== Exercise description ==
Count every line of the listing where the string "week" occurs, and reply with the count alone.

-- Start The input --

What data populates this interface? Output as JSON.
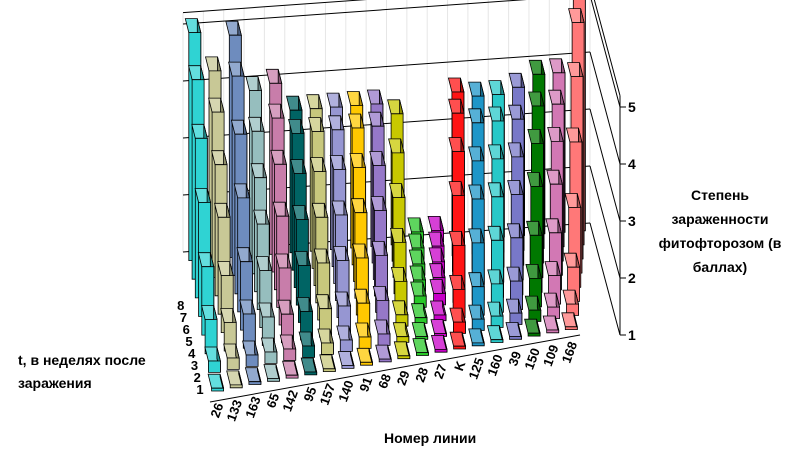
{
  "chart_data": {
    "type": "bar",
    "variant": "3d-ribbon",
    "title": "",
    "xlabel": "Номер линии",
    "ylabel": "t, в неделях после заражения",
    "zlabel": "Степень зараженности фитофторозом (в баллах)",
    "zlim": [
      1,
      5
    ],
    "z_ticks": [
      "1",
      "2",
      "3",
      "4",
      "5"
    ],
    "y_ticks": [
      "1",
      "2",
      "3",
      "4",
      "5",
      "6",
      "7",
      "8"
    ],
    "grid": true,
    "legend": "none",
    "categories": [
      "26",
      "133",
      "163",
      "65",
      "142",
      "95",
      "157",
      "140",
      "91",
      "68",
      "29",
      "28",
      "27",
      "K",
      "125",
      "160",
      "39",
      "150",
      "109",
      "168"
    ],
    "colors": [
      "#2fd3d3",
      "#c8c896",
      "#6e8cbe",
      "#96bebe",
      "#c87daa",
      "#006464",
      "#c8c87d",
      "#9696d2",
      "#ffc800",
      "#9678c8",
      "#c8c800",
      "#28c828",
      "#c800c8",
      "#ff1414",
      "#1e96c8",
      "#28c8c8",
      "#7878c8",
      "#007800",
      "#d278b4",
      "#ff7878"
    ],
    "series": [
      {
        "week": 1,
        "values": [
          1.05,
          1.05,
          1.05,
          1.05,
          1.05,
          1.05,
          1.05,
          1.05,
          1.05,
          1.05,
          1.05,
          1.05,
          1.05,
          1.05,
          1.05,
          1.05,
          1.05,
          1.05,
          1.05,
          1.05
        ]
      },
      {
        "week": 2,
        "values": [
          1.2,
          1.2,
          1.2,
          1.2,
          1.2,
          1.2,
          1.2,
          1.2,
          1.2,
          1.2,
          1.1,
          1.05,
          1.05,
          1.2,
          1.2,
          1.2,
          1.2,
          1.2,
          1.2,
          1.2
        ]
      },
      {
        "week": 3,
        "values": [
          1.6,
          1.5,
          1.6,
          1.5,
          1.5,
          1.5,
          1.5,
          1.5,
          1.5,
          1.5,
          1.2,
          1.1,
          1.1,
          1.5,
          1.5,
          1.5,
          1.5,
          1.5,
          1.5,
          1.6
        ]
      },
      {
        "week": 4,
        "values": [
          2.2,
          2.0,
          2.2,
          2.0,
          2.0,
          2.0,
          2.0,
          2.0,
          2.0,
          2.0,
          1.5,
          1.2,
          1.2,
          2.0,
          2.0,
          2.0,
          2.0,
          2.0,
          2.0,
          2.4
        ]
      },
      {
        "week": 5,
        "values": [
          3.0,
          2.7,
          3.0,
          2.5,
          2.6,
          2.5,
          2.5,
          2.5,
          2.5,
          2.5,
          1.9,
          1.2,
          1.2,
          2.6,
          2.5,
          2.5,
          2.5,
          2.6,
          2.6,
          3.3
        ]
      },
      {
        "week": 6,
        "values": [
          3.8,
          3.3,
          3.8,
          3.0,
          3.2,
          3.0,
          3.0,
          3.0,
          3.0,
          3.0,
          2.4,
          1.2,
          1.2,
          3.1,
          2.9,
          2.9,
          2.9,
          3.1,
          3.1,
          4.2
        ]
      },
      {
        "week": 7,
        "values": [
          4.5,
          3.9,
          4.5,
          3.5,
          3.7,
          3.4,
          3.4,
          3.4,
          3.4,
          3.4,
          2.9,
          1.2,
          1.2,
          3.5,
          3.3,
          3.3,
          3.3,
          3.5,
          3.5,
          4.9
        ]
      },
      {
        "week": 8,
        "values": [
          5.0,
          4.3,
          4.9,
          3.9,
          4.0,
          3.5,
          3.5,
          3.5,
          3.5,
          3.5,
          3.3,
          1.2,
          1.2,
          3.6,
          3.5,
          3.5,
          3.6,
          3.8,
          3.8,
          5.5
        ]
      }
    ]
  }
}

-- End The input --
-- Start The input --

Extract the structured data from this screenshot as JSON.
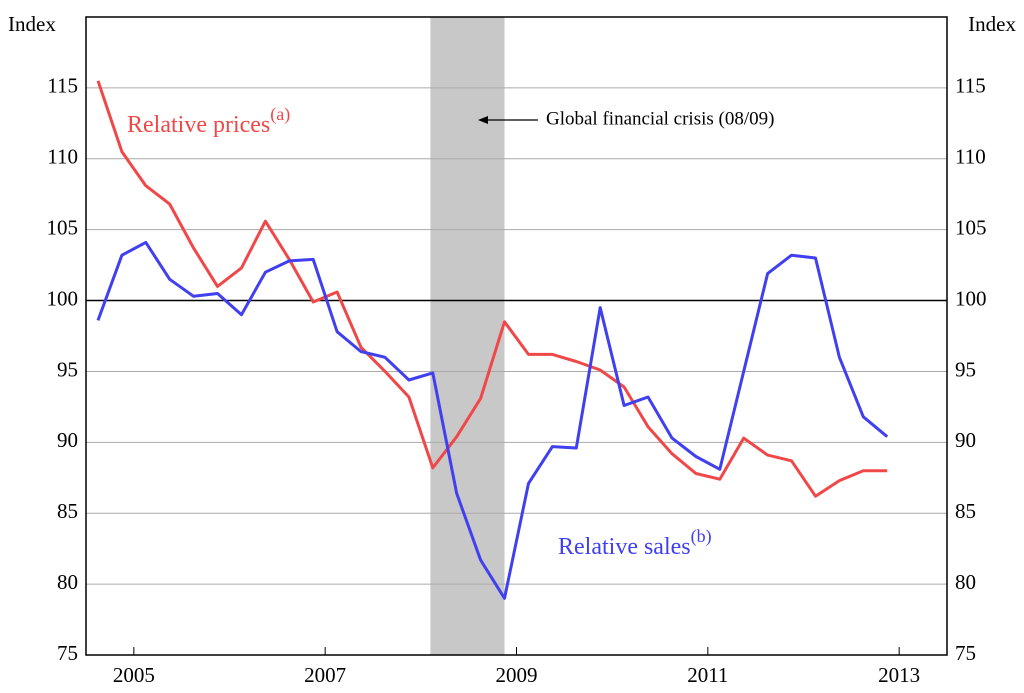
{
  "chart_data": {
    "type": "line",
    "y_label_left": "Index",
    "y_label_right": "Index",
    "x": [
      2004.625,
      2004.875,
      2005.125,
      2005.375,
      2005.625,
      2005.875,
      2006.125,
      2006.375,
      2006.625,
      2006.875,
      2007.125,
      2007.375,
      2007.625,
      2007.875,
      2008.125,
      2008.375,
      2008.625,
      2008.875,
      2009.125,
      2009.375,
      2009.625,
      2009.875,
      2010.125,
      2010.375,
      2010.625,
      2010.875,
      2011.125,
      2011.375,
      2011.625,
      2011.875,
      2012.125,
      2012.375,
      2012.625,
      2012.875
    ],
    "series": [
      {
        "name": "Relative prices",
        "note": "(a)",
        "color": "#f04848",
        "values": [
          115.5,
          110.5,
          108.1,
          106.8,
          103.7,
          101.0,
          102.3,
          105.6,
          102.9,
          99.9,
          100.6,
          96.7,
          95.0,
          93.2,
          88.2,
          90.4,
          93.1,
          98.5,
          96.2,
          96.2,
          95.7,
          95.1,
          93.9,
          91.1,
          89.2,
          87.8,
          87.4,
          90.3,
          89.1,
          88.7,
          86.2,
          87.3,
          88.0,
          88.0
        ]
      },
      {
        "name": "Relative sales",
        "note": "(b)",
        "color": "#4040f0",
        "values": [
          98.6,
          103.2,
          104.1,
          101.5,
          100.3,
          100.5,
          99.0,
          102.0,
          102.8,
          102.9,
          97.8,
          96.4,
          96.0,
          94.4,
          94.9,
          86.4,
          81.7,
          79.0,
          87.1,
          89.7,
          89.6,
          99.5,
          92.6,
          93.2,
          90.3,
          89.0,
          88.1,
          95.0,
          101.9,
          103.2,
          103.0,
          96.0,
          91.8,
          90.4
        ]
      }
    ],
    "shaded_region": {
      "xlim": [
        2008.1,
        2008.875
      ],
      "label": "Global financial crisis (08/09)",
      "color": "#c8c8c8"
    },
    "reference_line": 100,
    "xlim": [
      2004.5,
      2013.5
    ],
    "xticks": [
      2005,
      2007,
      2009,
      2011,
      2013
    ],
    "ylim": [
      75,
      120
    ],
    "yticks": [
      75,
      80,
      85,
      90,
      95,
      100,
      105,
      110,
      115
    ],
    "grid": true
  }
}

-- End The input --
-- Start The input --

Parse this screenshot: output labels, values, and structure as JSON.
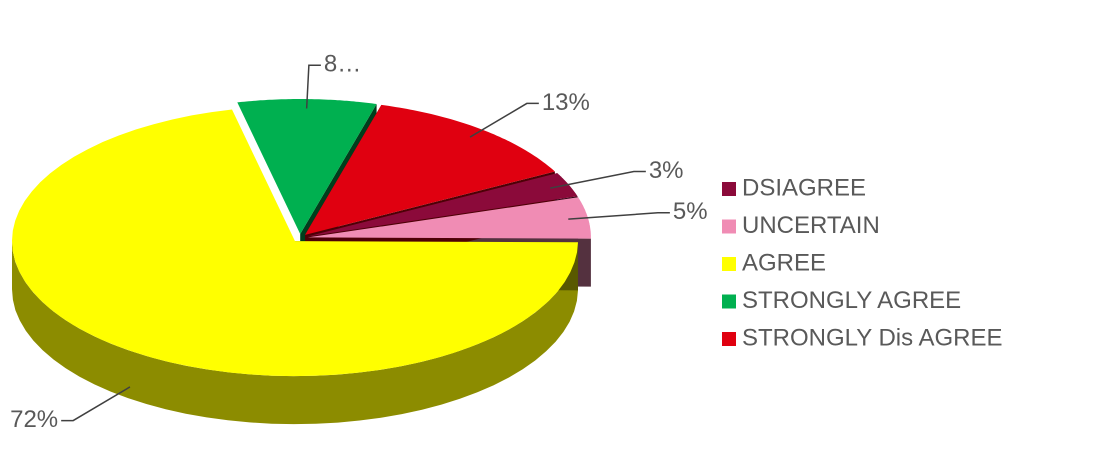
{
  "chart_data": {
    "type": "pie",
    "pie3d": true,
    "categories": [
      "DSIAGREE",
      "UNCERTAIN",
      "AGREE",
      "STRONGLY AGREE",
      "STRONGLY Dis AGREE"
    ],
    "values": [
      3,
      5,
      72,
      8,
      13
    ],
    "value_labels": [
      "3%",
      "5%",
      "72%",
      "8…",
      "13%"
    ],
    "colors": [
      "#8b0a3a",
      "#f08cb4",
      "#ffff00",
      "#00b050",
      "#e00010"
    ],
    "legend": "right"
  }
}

-- End The input --

== Answer to the exercise ==
8